*Aim of the exercise*: Find the word "HEAD" in the records below. List each line containing it.

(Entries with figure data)
+ + +

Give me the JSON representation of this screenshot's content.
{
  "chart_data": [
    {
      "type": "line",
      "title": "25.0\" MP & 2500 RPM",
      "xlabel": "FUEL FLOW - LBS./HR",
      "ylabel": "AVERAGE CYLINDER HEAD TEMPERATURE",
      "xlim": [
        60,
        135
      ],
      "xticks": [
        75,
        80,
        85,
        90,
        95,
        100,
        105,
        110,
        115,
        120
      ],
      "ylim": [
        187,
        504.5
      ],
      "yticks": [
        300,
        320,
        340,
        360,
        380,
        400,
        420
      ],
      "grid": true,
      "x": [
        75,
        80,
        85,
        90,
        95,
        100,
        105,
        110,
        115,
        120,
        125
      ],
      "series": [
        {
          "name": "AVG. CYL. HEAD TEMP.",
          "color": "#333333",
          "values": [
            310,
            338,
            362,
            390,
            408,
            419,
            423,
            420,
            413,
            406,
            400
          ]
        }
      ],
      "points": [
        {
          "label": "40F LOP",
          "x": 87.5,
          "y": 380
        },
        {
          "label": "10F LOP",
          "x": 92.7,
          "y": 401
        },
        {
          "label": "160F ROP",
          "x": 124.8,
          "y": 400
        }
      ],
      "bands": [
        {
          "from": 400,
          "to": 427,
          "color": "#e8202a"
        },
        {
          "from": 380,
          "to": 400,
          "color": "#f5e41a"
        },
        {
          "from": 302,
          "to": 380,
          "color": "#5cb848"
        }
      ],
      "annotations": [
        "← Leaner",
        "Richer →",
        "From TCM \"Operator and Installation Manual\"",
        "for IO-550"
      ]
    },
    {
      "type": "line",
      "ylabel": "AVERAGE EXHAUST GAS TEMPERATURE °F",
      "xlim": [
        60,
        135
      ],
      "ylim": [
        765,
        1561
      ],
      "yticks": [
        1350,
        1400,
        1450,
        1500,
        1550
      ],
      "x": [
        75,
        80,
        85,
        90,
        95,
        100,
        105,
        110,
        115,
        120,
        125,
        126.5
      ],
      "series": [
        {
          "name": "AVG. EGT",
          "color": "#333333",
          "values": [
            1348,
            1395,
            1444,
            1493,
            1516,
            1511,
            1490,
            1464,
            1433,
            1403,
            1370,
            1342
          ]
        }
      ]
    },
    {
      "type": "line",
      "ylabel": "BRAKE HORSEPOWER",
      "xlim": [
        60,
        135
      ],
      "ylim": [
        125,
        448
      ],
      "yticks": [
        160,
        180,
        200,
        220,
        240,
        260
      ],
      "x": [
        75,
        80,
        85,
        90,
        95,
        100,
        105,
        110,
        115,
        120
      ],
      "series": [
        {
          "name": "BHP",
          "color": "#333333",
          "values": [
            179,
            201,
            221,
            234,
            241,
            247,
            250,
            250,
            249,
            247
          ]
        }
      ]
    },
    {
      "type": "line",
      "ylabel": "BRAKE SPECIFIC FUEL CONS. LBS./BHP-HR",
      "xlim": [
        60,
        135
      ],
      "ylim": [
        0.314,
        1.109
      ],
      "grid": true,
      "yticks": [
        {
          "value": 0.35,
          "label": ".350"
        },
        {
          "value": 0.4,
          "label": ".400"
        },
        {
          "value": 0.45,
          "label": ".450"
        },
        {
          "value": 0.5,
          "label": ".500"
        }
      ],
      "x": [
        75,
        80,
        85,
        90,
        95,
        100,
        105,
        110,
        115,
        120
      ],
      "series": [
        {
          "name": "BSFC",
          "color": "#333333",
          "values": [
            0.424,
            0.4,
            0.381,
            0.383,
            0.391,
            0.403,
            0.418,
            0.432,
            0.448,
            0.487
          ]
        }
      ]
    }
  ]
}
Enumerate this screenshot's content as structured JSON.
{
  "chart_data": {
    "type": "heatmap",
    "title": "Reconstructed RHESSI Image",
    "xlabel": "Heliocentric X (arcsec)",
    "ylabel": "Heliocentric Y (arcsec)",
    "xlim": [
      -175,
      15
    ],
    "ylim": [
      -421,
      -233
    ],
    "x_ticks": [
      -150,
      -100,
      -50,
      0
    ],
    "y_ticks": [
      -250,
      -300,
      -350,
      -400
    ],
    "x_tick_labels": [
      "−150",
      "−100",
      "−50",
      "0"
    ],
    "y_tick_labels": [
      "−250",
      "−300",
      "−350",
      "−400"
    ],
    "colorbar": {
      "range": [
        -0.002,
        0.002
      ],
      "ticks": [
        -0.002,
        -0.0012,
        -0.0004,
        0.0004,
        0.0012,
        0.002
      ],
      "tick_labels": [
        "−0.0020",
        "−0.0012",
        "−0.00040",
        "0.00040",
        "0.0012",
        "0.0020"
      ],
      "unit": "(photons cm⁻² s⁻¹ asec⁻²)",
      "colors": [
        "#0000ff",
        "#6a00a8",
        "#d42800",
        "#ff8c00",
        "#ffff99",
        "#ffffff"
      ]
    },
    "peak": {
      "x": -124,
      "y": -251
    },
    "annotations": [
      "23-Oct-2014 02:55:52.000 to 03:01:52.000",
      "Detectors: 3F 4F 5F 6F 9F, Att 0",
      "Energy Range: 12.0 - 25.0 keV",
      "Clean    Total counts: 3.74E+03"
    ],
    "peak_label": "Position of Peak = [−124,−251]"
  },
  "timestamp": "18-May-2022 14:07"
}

+ + +

*Full output*:
      "ylabel": "AVERAGE CYLINDER HEAD TEMPERATURE",
          "name": "AVG. CYL. HEAD TEMP.",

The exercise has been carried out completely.